# What you will do
Each entry below is to be transcribed exactly.

-- Start Record extracts --

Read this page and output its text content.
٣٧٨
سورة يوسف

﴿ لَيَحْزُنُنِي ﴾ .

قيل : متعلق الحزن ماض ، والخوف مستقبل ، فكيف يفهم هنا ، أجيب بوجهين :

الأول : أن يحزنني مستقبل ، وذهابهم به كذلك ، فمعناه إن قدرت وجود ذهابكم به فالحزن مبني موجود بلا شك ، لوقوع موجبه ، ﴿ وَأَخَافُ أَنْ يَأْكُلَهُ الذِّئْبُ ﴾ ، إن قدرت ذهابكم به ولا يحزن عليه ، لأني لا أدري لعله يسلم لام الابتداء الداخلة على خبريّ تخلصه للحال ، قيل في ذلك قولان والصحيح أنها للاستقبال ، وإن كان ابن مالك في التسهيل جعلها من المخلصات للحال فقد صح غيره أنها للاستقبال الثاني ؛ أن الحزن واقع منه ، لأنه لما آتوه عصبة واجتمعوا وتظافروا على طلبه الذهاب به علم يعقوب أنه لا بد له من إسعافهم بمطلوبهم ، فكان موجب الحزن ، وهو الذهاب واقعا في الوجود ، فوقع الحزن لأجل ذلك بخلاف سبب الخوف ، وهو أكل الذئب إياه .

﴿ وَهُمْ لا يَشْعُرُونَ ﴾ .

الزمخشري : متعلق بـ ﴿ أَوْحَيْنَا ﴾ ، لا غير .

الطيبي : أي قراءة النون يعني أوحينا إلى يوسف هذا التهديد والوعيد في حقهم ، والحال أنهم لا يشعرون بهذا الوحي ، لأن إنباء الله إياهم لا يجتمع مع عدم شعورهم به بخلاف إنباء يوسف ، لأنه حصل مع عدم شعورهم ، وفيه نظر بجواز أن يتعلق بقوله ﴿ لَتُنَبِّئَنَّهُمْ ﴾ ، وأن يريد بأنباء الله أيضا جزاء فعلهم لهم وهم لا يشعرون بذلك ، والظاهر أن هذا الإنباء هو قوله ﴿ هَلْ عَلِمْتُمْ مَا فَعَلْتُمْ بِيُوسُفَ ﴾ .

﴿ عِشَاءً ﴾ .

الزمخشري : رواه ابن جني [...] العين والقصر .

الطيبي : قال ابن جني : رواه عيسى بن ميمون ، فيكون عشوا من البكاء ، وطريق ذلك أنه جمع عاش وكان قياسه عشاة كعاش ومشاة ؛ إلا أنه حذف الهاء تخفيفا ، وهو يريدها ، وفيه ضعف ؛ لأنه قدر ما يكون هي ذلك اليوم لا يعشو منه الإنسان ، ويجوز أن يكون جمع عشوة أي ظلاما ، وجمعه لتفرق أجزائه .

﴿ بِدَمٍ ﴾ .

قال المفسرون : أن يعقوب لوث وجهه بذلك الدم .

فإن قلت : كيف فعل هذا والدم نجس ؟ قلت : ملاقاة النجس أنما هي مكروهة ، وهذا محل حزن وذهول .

-- End Record extracts --

# Full response
Read this page and output its text content.
٣٧٨
سورة يوسف

﴿ لَيَحْزُنُنِي ﴾ .

قيل : متعلق الحزن ماض ، والخوف مستقبل ، فكيف يفهم هنا ، أجيب بوجهين :

الأول : أن يحزنني مستقبل ، وذهابهم به كذلك ، فمعناه إن قدرت وجود ذهابكم به فالحزن مبني موجود بلا شك ، لوقوع موجبه ، ﴿ وَأَخَافُ أَنْ يَأْكُلَهُ الذِّئْبُ ﴾ ، إن قدرت ذهابكم به ولا يحزن عليه ، لأني لا أدري لعله يسلم لام الابتداء الداخلة على خبريّ تخلصه للحال ، قيل في ذلك قولان والصحيح أنها للاستقبال ، وإن كان ابن مالك في التسهيل جعلها من المخلصات للحال فقد صح غيره أنها للاستقبال الثاني ؛ أن الحزن واقع منه ، لأنه لما آتوه عصبة واجتمعوا وتظافروا على طلبه الذهاب به علم يعقوب أنه لا بد له من إسعافهم بمطلوبهم ، فكان موجب الحزن ، وهو الذهاب واقعا في الوجود ، فوقع الحزن لأجل ذلك بخلاف سبب الخوف ، وهو أكل الذئب إياه .

﴿ وَهُمْ لا يَشْعُرُونَ ﴾ .

الزمخشري : متعلق بـ ﴿ أَوْحَيْنَا ﴾ ، لا غير .

الطيبي : أي قراءة النون يعني أوحينا إلى يوسف هذا التهديد والوعيد في حقهم ، والحال أنهم لا يشعرون بهذا الوحي ، لأن إنباء الله إياهم لا يجتمع مع عدم شعورهم به بخلاف إنباء يوسف ، لأنه حصل مع عدم شعورهم ، وفيه نظر بجواز أن يتعلق بقوله ﴿ لَتُنَبِّئَنَّهُمْ ﴾ ، وأن يريد بأنباء الله أيضا جزاء فعلهم لهم وهم لا يشعرون بذلك ، والظاهر أن هذا الإنباء هو قوله ﴿ هَلْ عَلِمْتُمْ مَا فَعَلْتُمْ بِيُوسُفَ ﴾ .

﴿ عِشَاءً ﴾ .

الزمخشري : رواه ابن جني [...] العين والقصر .

الطيبي : قال ابن جني : رواه عيسى بن ميمون ، فيكون عشوا من البكاء ، وطريق ذلك أنه جمع عاش وكان قياسه عشاة كعاش ومشاة ؛ إلا أنه حذف الهاء تخفيفا ، وهو يريدها ، وفيه ضعف ؛ لأنه قدر ما يكون هي ذلك اليوم لا يعشو منه الإنسان ، ويجوز أن يكون جمع عشوة أي ظلاما ، وجمعه لتفرق أجزائه .

﴿ بِدَمٍ ﴾ .

قال المفسرون : أن يعقوب لوث وجهه بذلك الدم .

فإن قلت : كيف فعل هذا والدم نجس ؟ قلت : ملاقاة النجس أنما هي مكروهة ، وهذا محل حزن وذهول .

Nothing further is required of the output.